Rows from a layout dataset
□ □ □ □ □ □ □
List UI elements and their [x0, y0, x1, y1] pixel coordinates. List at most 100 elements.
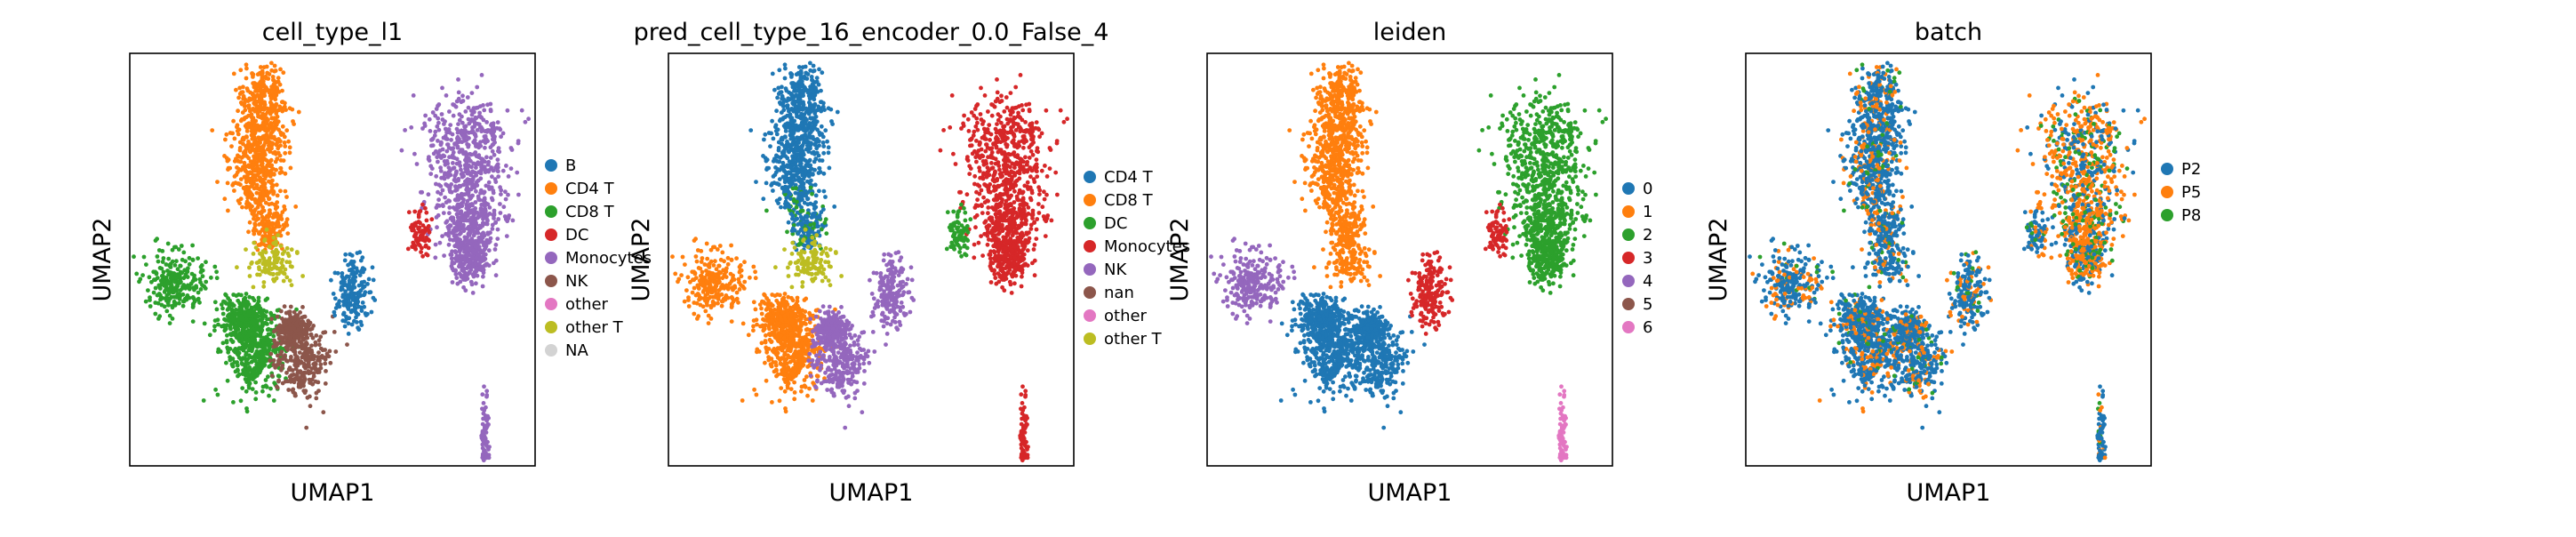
scatter-point — [274, 239, 279, 244]
scatter-point — [800, 256, 805, 261]
scatter-point — [711, 263, 716, 268]
scatter-point — [406, 210, 412, 215]
scatter-point — [825, 253, 830, 259]
scatter-point — [480, 223, 485, 228]
scatter-point — [466, 116, 471, 122]
scatter-point — [260, 79, 266, 84]
scatter-point — [254, 333, 259, 338]
scatter-point — [465, 95, 470, 100]
scatter-point — [680, 254, 685, 260]
scatter-point — [243, 295, 248, 301]
scatter-point — [821, 171, 827, 176]
scatter-point — [301, 389, 307, 393]
scatter-point — [255, 318, 260, 324]
scatter-point — [314, 390, 319, 396]
scatter-point — [252, 147, 258, 152]
scatter-point — [481, 103, 485, 108]
scatter-point — [499, 192, 503, 197]
scatter-point — [283, 100, 287, 106]
scatter-point — [165, 241, 171, 246]
scatter-point — [253, 397, 259, 402]
scatter-point — [801, 183, 805, 188]
scatter-point — [492, 212, 497, 218]
scatter-point — [690, 290, 695, 295]
scatter-point — [748, 128, 754, 133]
scatter-point — [332, 309, 337, 315]
scatter-point — [776, 148, 781, 153]
scatter-point — [333, 349, 339, 354]
scatter-point — [364, 313, 369, 317]
scatter-point — [264, 132, 269, 138]
scatter-point — [153, 311, 158, 317]
scatter-point — [270, 215, 276, 220]
scatter-point — [197, 277, 203, 282]
scatter-point — [231, 318, 236, 324]
scatter-point — [232, 158, 237, 164]
scatter-point — [247, 148, 252, 153]
scatter-point — [287, 278, 292, 283]
scatter-point — [480, 256, 485, 260]
legend-marker — [545, 252, 557, 264]
scatter-point — [436, 182, 442, 188]
scatter-point — [366, 277, 372, 282]
scatter-point — [484, 418, 489, 423]
scatter-point — [459, 167, 463, 172]
scatter-point — [405, 246, 411, 252]
scatter-point — [156, 248, 162, 252]
scatter-point — [230, 131, 235, 136]
scatter-point — [770, 181, 775, 186]
scatter-point — [481, 270, 486, 276]
scatter-point — [447, 155, 452, 160]
scatter-point — [305, 395, 310, 400]
scatter-point — [159, 274, 164, 278]
scatter-point — [289, 357, 294, 363]
scatter-point — [216, 322, 220, 327]
scatter-point — [474, 182, 478, 188]
scatter-point — [355, 297, 360, 302]
scatter-point — [350, 271, 355, 276]
scatter-point — [281, 329, 286, 334]
scatter-point — [354, 270, 359, 276]
scatter-point — [249, 349, 254, 354]
scatter-point — [190, 243, 196, 248]
scatter-point — [819, 252, 824, 256]
scatter-point — [490, 222, 495, 228]
scatter-point — [802, 88, 806, 93]
scatter-point — [177, 292, 182, 296]
scatter-point — [255, 84, 260, 89]
scatter-point — [275, 122, 279, 127]
scatter-point — [804, 213, 810, 219]
scatter-point — [444, 148, 450, 154]
scatter-point — [343, 289, 348, 294]
scatter-point — [815, 224, 820, 229]
scatter-point — [486, 248, 492, 253]
scatter-point — [203, 286, 208, 291]
scatter-point — [286, 388, 292, 392]
scatter-point — [275, 193, 280, 198]
scatter-point — [498, 211, 503, 215]
scatter-point — [422, 238, 428, 244]
scatter-point — [805, 179, 810, 184]
scatter-point — [280, 88, 284, 93]
scatter-point — [278, 143, 283, 148]
scatter-point — [471, 161, 476, 166]
scatter-point — [268, 164, 274, 169]
scatter-point — [796, 108, 801, 113]
scatter-point — [821, 100, 826, 106]
scatter-point — [187, 295, 192, 301]
scatter-point — [212, 264, 218, 269]
scatter-point — [287, 145, 292, 150]
scatter-point — [243, 186, 247, 191]
scatter-point — [271, 398, 276, 403]
scatter-point — [225, 378, 230, 383]
scatter-point — [346, 321, 351, 326]
scatter-point — [225, 333, 229, 338]
scatter-point — [787, 180, 792, 185]
scatter-point — [470, 203, 475, 208]
scatter-point — [225, 345, 230, 350]
legend-item: CD4 T — [545, 180, 615, 198]
scatter-point — [264, 64, 269, 69]
scatter-point — [412, 209, 418, 214]
scatter-point — [185, 269, 190, 274]
scatter-point — [820, 140, 826, 145]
□ □ □ □ □ □ □
• **Exercise aim**
Write out every line of the records above verbatim, omitting the pictures.

• **Finished exercise**
List UI elements and their [x0, y0, x1, y1] pixel coordinates. List at most 100 elements.
scatter-point — [274, 239, 279, 244]
scatter-point — [800, 256, 805, 261]
scatter-point — [711, 263, 716, 268]
scatter-point — [406, 210, 412, 215]
scatter-point — [825, 253, 830, 259]
scatter-point — [480, 223, 485, 228]
scatter-point — [466, 116, 471, 122]
scatter-point — [260, 79, 266, 84]
scatter-point — [254, 333, 259, 338]
scatter-point — [465, 95, 470, 100]
scatter-point — [680, 254, 685, 260]
scatter-point — [243, 295, 248, 301]
scatter-point — [821, 171, 827, 176]
scatter-point — [301, 389, 307, 393]
scatter-point — [255, 318, 260, 324]
scatter-point — [314, 390, 319, 396]
scatter-point — [252, 147, 258, 152]
scatter-point — [481, 103, 485, 108]
scatter-point — [499, 192, 503, 197]
scatter-point — [283, 100, 287, 106]
scatter-point — [165, 241, 171, 246]
scatter-point — [253, 397, 259, 402]
scatter-point — [801, 183, 805, 188]
scatter-point — [492, 212, 497, 218]
scatter-point — [690, 290, 695, 295]
scatter-point — [748, 128, 754, 133]
scatter-point — [332, 309, 337, 315]
scatter-point — [776, 148, 781, 153]
scatter-point — [333, 349, 339, 354]
scatter-point — [364, 313, 369, 317]
scatter-point — [264, 132, 269, 138]
scatter-point — [153, 311, 158, 317]
scatter-point — [270, 215, 276, 220]
scatter-point — [197, 277, 203, 282]
scatter-point — [231, 318, 236, 324]
scatter-point — [232, 158, 237, 164]
scatter-point — [247, 148, 252, 153]
scatter-point — [287, 278, 292, 283]
scatter-point — [480, 256, 485, 260]
legend-marker — [545, 252, 557, 264]
scatter-point — [436, 182, 442, 188]
scatter-point — [366, 277, 372, 282]
scatter-point — [484, 418, 489, 423]
scatter-point — [459, 167, 463, 172]
scatter-point — [405, 246, 411, 252]
scatter-point — [156, 248, 162, 252]
scatter-point — [230, 131, 235, 136]
scatter-point — [770, 181, 775, 186]
scatter-point — [481, 270, 486, 276]
scatter-point — [447, 155, 452, 160]
scatter-point — [305, 395, 310, 400]
scatter-point — [159, 274, 164, 278]
scatter-point — [289, 357, 294, 363]
scatter-point — [216, 322, 220, 327]
scatter-point — [474, 182, 478, 188]
scatter-point — [355, 297, 360, 302]
scatter-point — [350, 271, 355, 276]
scatter-point — [281, 329, 286, 334]
scatter-point — [354, 270, 359, 276]
scatter-point — [249, 349, 254, 354]
scatter-point — [190, 243, 196, 248]
scatter-point — [819, 252, 824, 256]
scatter-point — [490, 222, 495, 228]
scatter-point — [802, 88, 806, 93]
scatter-point — [177, 292, 182, 296]
scatter-point — [255, 84, 260, 89]
scatter-point — [275, 122, 279, 127]
scatter-point — [804, 213, 810, 219]
scatter-point — [444, 148, 450, 154]
scatter-point — [343, 289, 348, 294]
scatter-point — [815, 224, 820, 229]
scatter-point — [486, 248, 492, 253]
scatter-point — [203, 286, 208, 291]
scatter-point — [286, 388, 292, 392]
scatter-point — [275, 193, 280, 198]
scatter-point — [498, 211, 503, 215]
scatter-point — [422, 238, 428, 244]
scatter-point — [805, 179, 810, 184]
scatter-point — [280, 88, 284, 93]
scatter-point — [278, 143, 283, 148]
scatter-point — [471, 161, 476, 166]
scatter-point — [268, 164, 274, 169]
scatter-point — [796, 108, 801, 113]
scatter-point — [821, 100, 826, 106]
scatter-point — [187, 295, 192, 301]
scatter-point — [212, 264, 218, 269]
scatter-point — [287, 145, 292, 150]
scatter-point — [243, 186, 247, 191]
scatter-point — [271, 398, 276, 403]
scatter-point — [225, 378, 230, 383]
scatter-point — [346, 321, 351, 326]
scatter-point — [225, 333, 229, 338]
scatter-point — [787, 180, 792, 185]
scatter-point — [470, 203, 475, 208]
scatter-point — [225, 345, 230, 350]
legend-item: CD4 T — [545, 180, 615, 198]
scatter-point — [264, 64, 269, 69]
scatter-point — [412, 209, 418, 214]
scatter-point — [185, 269, 190, 274]
scatter-point — [820, 140, 826, 145]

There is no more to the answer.